* START MATERIAL FOR THE TASK *

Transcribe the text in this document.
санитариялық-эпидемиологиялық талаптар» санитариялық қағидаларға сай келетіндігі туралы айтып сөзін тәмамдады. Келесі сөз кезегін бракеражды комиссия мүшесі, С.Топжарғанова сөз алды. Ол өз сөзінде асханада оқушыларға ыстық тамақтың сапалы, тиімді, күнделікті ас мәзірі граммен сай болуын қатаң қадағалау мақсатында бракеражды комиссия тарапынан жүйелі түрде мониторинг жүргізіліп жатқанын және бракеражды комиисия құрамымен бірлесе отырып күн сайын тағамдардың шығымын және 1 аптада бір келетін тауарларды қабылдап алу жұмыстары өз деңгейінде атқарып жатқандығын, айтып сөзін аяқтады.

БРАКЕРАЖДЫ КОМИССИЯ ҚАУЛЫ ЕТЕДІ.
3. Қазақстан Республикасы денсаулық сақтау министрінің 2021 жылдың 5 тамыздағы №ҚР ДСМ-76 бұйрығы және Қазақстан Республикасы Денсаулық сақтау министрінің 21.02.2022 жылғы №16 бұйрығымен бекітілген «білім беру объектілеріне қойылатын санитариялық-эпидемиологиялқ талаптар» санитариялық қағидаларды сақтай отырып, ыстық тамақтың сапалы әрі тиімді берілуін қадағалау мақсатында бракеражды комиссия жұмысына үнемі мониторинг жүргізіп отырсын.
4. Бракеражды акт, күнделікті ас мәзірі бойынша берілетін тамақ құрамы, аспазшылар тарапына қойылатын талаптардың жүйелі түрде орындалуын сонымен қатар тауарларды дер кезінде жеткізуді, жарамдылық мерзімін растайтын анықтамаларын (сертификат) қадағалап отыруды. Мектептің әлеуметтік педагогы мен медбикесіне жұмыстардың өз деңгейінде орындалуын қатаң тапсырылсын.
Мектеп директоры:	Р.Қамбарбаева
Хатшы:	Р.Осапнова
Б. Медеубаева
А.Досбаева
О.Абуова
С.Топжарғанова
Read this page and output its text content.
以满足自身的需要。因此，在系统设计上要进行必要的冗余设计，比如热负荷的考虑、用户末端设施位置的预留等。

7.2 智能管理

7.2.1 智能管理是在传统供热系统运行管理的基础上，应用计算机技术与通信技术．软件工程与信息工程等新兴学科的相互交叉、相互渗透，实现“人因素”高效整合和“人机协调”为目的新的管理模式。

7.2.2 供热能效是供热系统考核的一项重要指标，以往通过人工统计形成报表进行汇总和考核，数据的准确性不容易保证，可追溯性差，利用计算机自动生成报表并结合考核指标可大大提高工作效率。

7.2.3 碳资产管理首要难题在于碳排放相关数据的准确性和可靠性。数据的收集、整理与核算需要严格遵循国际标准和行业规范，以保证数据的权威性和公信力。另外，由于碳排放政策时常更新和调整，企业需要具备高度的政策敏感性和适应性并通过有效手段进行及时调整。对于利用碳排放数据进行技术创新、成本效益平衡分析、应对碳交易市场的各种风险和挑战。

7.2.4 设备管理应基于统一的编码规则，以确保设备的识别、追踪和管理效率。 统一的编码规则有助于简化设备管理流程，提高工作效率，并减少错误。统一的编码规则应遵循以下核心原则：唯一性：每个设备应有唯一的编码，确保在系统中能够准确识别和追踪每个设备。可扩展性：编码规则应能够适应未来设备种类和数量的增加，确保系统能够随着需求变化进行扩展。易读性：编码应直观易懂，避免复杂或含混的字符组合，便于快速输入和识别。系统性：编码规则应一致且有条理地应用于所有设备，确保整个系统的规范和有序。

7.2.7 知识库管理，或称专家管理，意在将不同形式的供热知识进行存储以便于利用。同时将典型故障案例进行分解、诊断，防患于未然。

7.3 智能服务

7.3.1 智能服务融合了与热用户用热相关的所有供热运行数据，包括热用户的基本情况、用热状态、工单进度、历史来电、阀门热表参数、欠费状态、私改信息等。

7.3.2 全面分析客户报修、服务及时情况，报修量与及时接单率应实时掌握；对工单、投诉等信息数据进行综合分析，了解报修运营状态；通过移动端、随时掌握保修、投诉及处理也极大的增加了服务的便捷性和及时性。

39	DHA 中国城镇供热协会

* END MATERIAL FOR THE TASK *

### AIM
Repeat all the records. Match each line exactly.

### TASK OUTPUT
Transcribe the text in this document.
санитариялық-эпидемиологиялық талаптар» санитариялық қағидаларға сай келетіндігі туралы айтып сөзін тәмамдады. Келесі сөз кезегін бракеражды комиссия мүшесі, С.Топжарғанова сөз алды. Ол өз сөзінде асханада оқушыларға ыстық тамақтың сапалы, тиімді, күнделікті ас мәзірі граммен сай болуын қатаң қадағалау мақсатында бракеражды комиссия тарапынан жүйелі түрде мониторинг жүргізіліп жатқанын және бракеражды комиисия құрамымен бірлесе отырып күн сайын тағамдардың шығымын және 1 аптада бір келетін тауарларды қабылдап алу жұмыстары өз деңгейінде атқарып жатқандығын, айтып сөзін аяқтады.

БРАКЕРАЖДЫ КОМИССИЯ ҚАУЛЫ ЕТЕДІ.
3. Қазақстан Республикасы денсаулық сақтау министрінің 2021 жылдың 5 тамыздағы №ҚР ДСМ-76 бұйрығы және Қазақстан Республикасы Денсаулық сақтау министрінің 21.02.2022 жылғы №16 бұйрығымен бекітілген «білім беру объектілеріне қойылатын санитариялық-эпидемиологиялқ талаптар» санитариялық қағидаларды сақтай отырып, ыстық тамақтың сапалы әрі тиімді берілуін қадағалау мақсатында бракеражды комиссия жұмысына үнемі мониторинг жүргізіп отырсын.
4. Бракеражды акт, күнделікті ас мәзірі бойынша берілетін тамақ құрамы, аспазшылар тарапына қойылатын талаптардың жүйелі түрде орындалуын сонымен қатар тауарларды дер кезінде жеткізуді, жарамдылық мерзімін растайтын анықтамаларын (сертификат) қадағалап отыруды. Мектептің әлеуметтік педагогы мен медбикесіне жұмыстардың өз деңгейінде орындалуын қатаң тапсырылсын.
Мектеп директоры:	Р.Қамбарбаева
Хатшы:	Р.Осапнова
Б. Медеубаева
А.Досбаева
О.Абуова
С.Топжарғанова
Read this page and output its text content.
以满足自身的需要。因此，在系统设计上要进行必要的冗余设计，比如热负荷的考虑、用户末端设施位置的预留等。

7.2 智能管理

7.2.1 智能管理是在传统供热系统运行管理的基础上，应用计算机技术与通信技术．软件工程与信息工程等新兴学科的相互交叉、相互渗透，实现“人因素”高效整合和“人机协调”为目的新的管理模式。

7.2.2 供热能效是供热系统考核的一项重要指标，以往通过人工统计形成报表进行汇总和考核，数据的准确性不容易保证，可追溯性差，利用计算机自动生成报表并结合考核指标可大大提高工作效率。

7.2.3 碳资产管理首要难题在于碳排放相关数据的准确性和可靠性。数据的收集、整理与核算需要严格遵循国际标准和行业规范，以保证数据的权威性和公信力。另外，由于碳排放政策时常更新和调整，企业需要具备高度的政策敏感性和适应性并通过有效手段进行及时调整。对于利用碳排放数据进行技术创新、成本效益平衡分析、应对碳交易市场的各种风险和挑战。

7.2.4 设备管理应基于统一的编码规则，以确保设备的识别、追踪和管理效率。 统一的编码规则有助于简化设备管理流程，提高工作效率，并减少错误。统一的编码规则应遵循以下核心原则：唯一性：每个设备应有唯一的编码，确保在系统中能够准确识别和追踪每个设备。可扩展性：编码规则应能够适应未来设备种类和数量的增加，确保系统能够随着需求变化进行扩展。易读性：编码应直观易懂，避免复杂或含混的字符组合，便于快速输入和识别。系统性：编码规则应一致且有条理地应用于所有设备，确保整个系统的规范和有序。

7.2.7 知识库管理，或称专家管理，意在将不同形式的供热知识进行存储以便于利用。同时将典型故障案例进行分解、诊断，防患于未然。

7.3 智能服务

7.3.1 智能服务融合了与热用户用热相关的所有供热运行数据，包括热用户的基本情况、用热状态、工单进度、历史来电、阀门热表参数、欠费状态、私改信息等。

7.3.2 全面分析客户报修、服务及时情况，报修量与及时接单率应实时掌握；对工单、投诉等信息数据进行综合分析，了解报修运营状态；通过移动端、随时掌握保修、投诉及处理也极大的增加了服务的便捷性和及时性。

39	DHA 中国城镇供热协会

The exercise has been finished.